Dataset rows:
◆ ◆ ◆ ◆ ◆

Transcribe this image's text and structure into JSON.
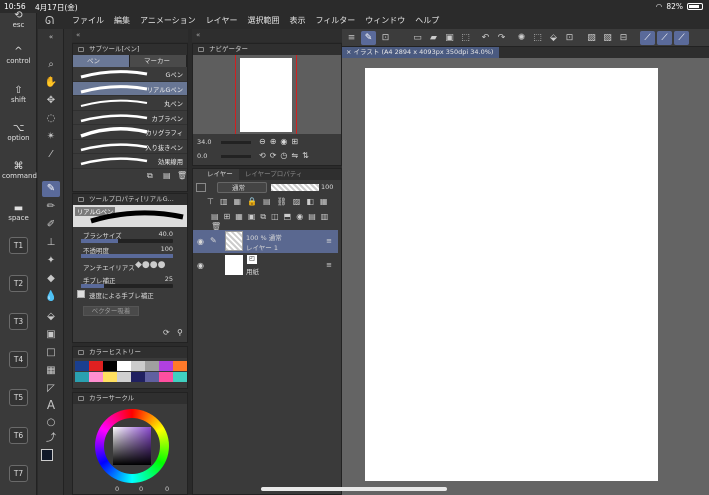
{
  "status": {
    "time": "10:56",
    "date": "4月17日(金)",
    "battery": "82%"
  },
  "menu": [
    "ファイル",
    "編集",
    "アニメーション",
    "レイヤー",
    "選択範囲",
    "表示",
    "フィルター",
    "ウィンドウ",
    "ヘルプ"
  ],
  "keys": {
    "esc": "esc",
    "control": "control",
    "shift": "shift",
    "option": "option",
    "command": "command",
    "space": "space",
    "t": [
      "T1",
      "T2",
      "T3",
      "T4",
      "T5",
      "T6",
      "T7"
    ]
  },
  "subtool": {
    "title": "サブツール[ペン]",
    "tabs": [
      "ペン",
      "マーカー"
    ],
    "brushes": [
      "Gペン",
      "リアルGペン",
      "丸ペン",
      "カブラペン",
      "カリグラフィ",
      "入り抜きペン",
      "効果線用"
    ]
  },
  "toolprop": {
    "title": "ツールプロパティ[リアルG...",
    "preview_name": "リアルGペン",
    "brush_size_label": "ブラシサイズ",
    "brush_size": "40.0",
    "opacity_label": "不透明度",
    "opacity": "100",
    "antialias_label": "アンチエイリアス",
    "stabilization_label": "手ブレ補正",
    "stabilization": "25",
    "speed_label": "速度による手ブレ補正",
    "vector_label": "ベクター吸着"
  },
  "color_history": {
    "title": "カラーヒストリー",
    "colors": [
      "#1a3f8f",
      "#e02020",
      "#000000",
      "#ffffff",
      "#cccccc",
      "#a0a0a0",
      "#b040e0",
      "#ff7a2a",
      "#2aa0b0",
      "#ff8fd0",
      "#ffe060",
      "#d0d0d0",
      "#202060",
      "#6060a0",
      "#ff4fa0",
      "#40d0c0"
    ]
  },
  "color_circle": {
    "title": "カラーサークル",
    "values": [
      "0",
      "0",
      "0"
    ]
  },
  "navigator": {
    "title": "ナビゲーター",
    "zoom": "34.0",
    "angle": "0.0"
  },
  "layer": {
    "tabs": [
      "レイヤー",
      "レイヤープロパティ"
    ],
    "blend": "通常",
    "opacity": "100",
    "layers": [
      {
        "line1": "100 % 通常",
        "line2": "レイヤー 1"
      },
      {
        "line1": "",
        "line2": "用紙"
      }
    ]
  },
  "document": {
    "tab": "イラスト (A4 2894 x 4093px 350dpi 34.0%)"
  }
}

◆ ◆ ◆ ◆ ◆

* **Work to be completed**
Reproduce all of the material exactly, apart from the pictures.

* **Answer to the problem**
Transcribe this image's text and structure into JSON.
{
  "status": {
    "time": "10:56",
    "date": "4月17日(金)",
    "battery": "82%"
  },
  "menu": [
    "ファイル",
    "編集",
    "アニメーション",
    "レイヤー",
    "選択範囲",
    "表示",
    "フィルター",
    "ウィンドウ",
    "ヘルプ"
  ],
  "keys": {
    "esc": "esc",
    "control": "control",
    "shift": "shift",
    "option": "option",
    "command": "command",
    "space": "space",
    "t": [
      "T1",
      "T2",
      "T3",
      "T4",
      "T5",
      "T6",
      "T7"
    ]
  },
  "subtool": {
    "title": "サブツール[ペン]",
    "tabs": [
      "ペン",
      "マーカー"
    ],
    "brushes": [
      "Gペン",
      "リアルGペン",
      "丸ペン",
      "カブラペン",
      "カリグラフィ",
      "入り抜きペン",
      "効果線用"
    ]
  },
  "toolprop": {
    "title": "ツールプロパティ[リアルG...",
    "preview_name": "リアルGペン",
    "brush_size_label": "ブラシサイズ",
    "brush_size": "40.0",
    "opacity_label": "不透明度",
    "opacity": "100",
    "antialias_label": "アンチエイリアス",
    "stabilization_label": "手ブレ補正",
    "stabilization": "25",
    "speed_label": "速度による手ブレ補正",
    "vector_label": "ベクター吸着"
  },
  "color_history": {
    "title": "カラーヒストリー",
    "colors": [
      "#1a3f8f",
      "#e02020",
      "#000000",
      "#ffffff",
      "#cccccc",
      "#a0a0a0",
      "#b040e0",
      "#ff7a2a",
      "#2aa0b0",
      "#ff8fd0",
      "#ffe060",
      "#d0d0d0",
      "#202060",
      "#6060a0",
      "#ff4fa0",
      "#40d0c0"
    ]
  },
  "color_circle": {
    "title": "カラーサークル",
    "values": [
      "0",
      "0",
      "0"
    ]
  },
  "navigator": {
    "title": "ナビゲーター",
    "zoom": "34.0",
    "angle": "0.0"
  },
  "layer": {
    "tabs": [
      "レイヤー",
      "レイヤープロパティ"
    ],
    "blend": "通常",
    "opacity": "100",
    "layers": [
      {
        "line1": "100 % 通常",
        "line2": "レイヤー 1"
      },
      {
        "line1": "",
        "line2": "用紙"
      }
    ]
  },
  "document": {
    "tab": "イラスト (A4 2894 x 4093px 350dpi 34.0%)"
  }
}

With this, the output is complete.